** Goal of the exercise **
Gather all lines in the entries below that include the word "Venetiis".

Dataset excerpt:
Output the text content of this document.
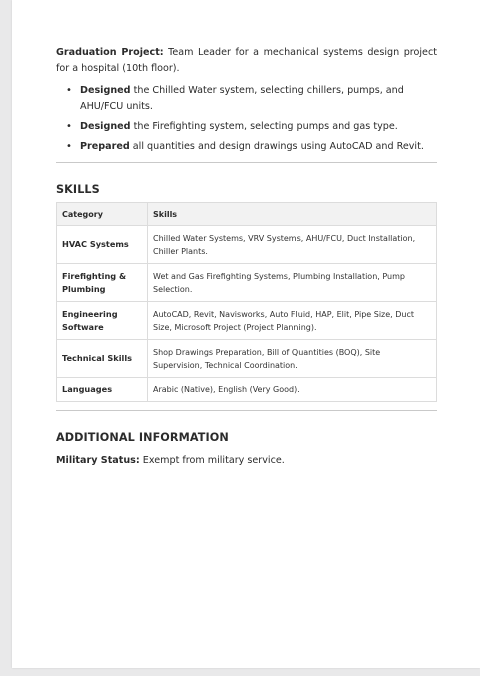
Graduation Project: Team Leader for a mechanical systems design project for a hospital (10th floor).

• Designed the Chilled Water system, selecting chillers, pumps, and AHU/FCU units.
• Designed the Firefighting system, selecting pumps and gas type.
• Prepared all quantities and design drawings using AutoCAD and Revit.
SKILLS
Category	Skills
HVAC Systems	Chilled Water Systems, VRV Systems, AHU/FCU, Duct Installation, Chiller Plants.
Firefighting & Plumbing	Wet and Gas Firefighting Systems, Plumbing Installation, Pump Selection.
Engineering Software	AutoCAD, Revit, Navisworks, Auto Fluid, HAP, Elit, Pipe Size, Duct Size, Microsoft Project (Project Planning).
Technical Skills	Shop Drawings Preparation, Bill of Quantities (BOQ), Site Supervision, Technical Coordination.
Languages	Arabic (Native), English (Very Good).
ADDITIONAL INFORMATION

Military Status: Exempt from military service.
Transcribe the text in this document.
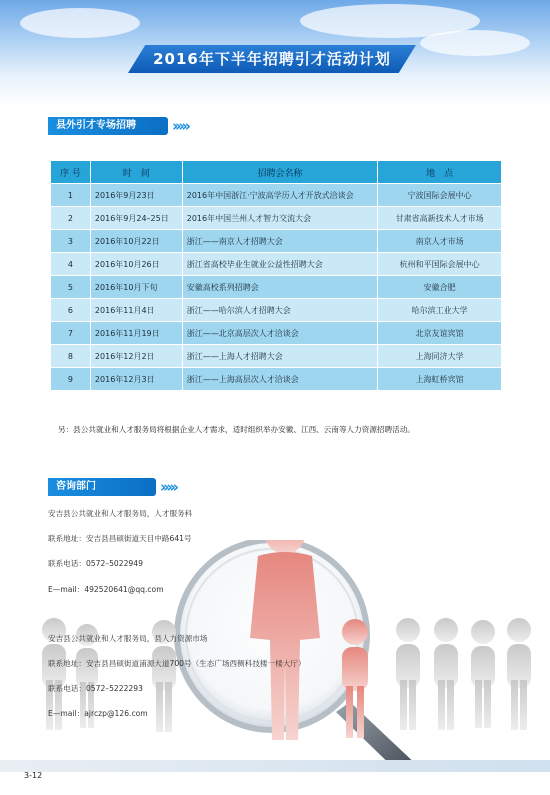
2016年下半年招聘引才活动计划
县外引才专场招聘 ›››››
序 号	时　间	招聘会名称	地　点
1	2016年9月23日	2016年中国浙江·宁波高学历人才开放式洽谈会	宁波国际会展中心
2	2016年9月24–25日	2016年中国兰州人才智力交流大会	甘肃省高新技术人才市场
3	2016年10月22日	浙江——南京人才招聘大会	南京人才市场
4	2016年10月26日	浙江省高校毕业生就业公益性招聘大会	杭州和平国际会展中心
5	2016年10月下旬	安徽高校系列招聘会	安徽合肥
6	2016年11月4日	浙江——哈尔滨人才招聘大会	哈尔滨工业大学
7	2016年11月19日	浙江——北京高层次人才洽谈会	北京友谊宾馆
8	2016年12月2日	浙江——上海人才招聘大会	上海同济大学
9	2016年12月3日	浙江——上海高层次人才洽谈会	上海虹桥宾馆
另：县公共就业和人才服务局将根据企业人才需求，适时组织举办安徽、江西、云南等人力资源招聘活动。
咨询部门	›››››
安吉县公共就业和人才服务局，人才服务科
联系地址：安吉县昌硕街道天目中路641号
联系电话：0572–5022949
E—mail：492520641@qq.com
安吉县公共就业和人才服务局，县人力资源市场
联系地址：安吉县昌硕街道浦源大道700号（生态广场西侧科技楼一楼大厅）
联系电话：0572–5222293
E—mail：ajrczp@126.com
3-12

--

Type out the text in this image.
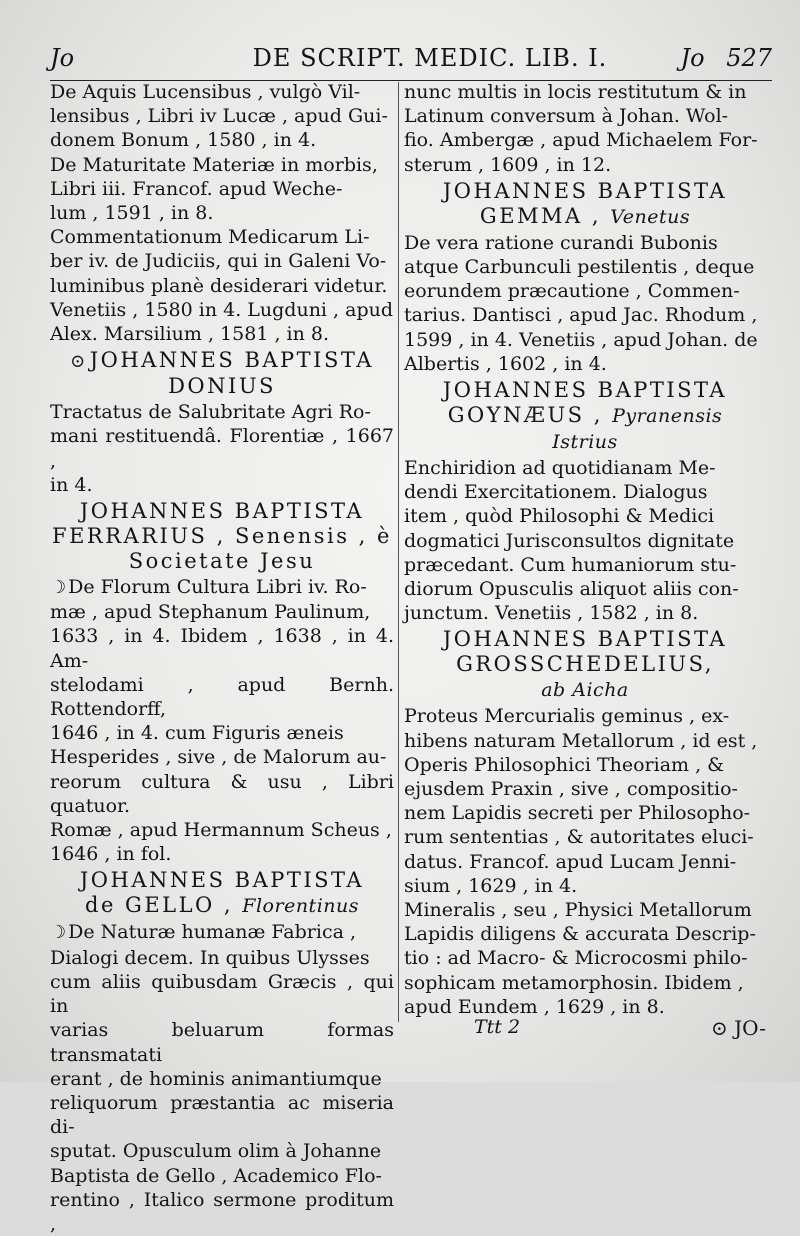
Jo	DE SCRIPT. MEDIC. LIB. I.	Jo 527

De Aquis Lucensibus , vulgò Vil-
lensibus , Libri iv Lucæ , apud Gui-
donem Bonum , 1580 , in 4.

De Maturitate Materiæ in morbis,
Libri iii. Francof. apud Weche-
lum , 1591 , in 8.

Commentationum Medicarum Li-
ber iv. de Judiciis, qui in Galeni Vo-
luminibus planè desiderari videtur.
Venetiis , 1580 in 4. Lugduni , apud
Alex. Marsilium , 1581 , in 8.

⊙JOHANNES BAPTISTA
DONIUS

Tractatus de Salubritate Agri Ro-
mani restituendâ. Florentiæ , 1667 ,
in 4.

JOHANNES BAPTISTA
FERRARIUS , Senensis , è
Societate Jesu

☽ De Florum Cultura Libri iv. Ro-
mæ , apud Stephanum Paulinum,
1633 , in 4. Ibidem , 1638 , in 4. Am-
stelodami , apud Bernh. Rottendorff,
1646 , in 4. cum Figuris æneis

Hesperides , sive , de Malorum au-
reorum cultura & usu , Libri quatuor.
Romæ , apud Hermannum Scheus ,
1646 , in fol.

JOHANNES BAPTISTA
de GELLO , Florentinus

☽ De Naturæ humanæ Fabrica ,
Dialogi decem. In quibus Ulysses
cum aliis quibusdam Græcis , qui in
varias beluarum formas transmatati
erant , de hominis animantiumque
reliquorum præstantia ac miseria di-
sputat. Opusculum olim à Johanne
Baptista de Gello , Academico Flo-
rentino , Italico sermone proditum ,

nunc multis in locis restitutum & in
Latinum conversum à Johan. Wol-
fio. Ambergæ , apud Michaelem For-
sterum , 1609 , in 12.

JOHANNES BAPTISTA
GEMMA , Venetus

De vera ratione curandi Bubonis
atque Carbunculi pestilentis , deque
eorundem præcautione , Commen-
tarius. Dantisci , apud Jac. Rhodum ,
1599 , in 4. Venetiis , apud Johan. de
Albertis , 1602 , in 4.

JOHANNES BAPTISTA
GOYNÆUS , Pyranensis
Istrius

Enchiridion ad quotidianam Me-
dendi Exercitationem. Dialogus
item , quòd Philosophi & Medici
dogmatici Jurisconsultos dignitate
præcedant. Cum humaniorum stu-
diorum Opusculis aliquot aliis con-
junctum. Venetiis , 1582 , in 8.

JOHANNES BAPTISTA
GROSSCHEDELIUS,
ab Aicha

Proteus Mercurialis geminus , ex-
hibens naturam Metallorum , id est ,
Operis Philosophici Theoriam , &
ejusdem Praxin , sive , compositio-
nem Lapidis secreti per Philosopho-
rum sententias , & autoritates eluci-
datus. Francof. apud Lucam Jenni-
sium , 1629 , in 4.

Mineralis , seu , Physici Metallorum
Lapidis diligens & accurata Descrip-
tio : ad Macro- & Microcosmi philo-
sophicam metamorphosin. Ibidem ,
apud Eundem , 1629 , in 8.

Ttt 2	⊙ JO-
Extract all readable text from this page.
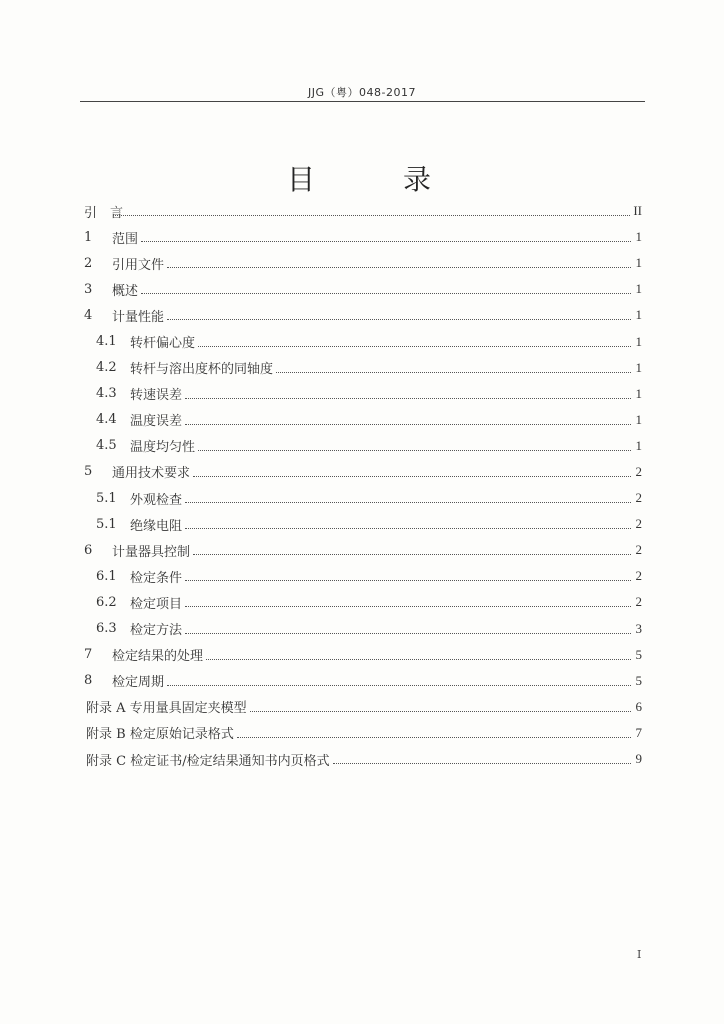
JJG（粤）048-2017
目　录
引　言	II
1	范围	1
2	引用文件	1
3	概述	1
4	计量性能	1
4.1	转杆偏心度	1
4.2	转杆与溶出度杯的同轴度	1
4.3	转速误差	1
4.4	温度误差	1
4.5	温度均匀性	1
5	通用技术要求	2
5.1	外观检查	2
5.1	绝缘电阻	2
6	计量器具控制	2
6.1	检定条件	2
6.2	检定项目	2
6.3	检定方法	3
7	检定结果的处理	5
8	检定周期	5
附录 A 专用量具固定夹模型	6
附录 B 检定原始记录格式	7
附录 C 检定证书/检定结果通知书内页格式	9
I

** Task output **
Venetiis , 1580 in 4. Lugduni , apud
1599 , in 4. Venetiis , apud Johan. de
junctum. Venetiis , 1582 , in 8.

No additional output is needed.